Your instructions: Single out each line with the word "像个美人靠在墙边哭" and copy it.

[Saved entries]
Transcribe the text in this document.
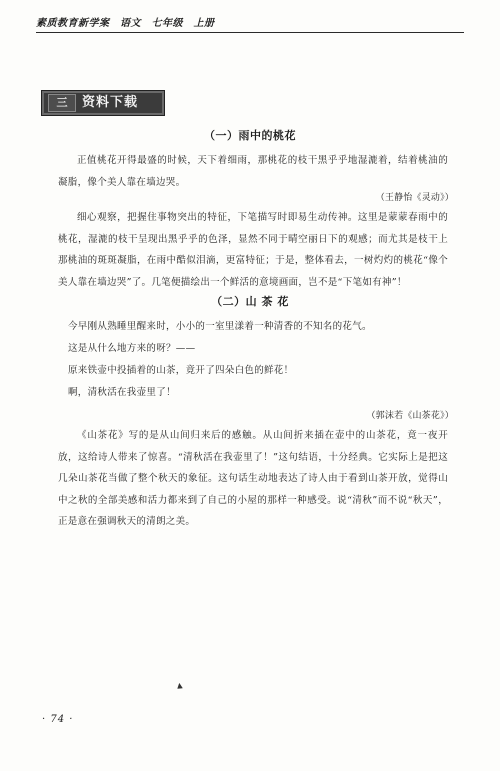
素质教育新学案　语文　七年级　上册
三	资料下载
（一）雨中的桃花
正值桃花开得最盛的时候，天下着细雨，那桃花的枝干黑乎乎地湿漉着，结着桃油的凝脂，像个美人靠在墙边哭。
（王静怡《灵动》）
细心观察，把握住事物突出的特征，下笔描写时即易生动传神。这里是蒙蒙春雨中的桃花，湿漉的枝干呈现出黑乎乎的色泽，显然不同于晴空丽日下的观感；而尤其是枝干上那桃油的斑斑凝脂，在雨中酷似泪滴，更富特征；于是，整体看去，一树灼灼的桃花“像个美人靠在墙边哭”了。几笔便描绘出一个鲜活的意境画面，岂不是“下笔如有神”！
（二）山 茶 花
今早刚从熟睡里醒来时，小小的一室里漾着一种清香的不知名的花气。
这是从什么地方来的呀？——
原来铁壶中投插着的山茶，竟开了四朵白色的鲜花！
啊，清秋活在我壶里了！
（郭沫若《山茶花》）
《山茶花》写的是从山间归来后的感触。从山间折来插在壶中的山茶花，竟一夜开放，这给诗人带来了惊喜。“清秋活在我壶里了！”这句结语，十分经典。它实际上是把这几朵山茶花当做了整个秋天的象征。这句话生动地表达了诗人由于看到山茶开放，觉得山中之秋的全部美感和活力都来到了自己的小屋的那样一种感受。说“清秋”而不说“秋天”，正是意在强调秋天的清朗之美。
· 74 ·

Answer for the task:
正值桃花开得最盛的时候，天下着细雨，那桃花的枝干黑乎乎地湿漉着，结着桃油的凝脂，像个美人靠在墙边哭。
细心观察，把握住事物突出的特征，下笔描写时即易生动传神。这里是蒙蒙春雨中的桃花，湿漉的枝干呈现出黑乎乎的色泽，显然不同于晴空丽日下的观感；而尤其是枝干上那桃油的斑斑凝脂，在雨中酷似泪滴，更富特征；于是，整体看去，一树灼灼的桃花“像个美人靠在墙边哭”了。几笔便描绘出一个鲜活的意境画面，岂不是“下笔如有神”！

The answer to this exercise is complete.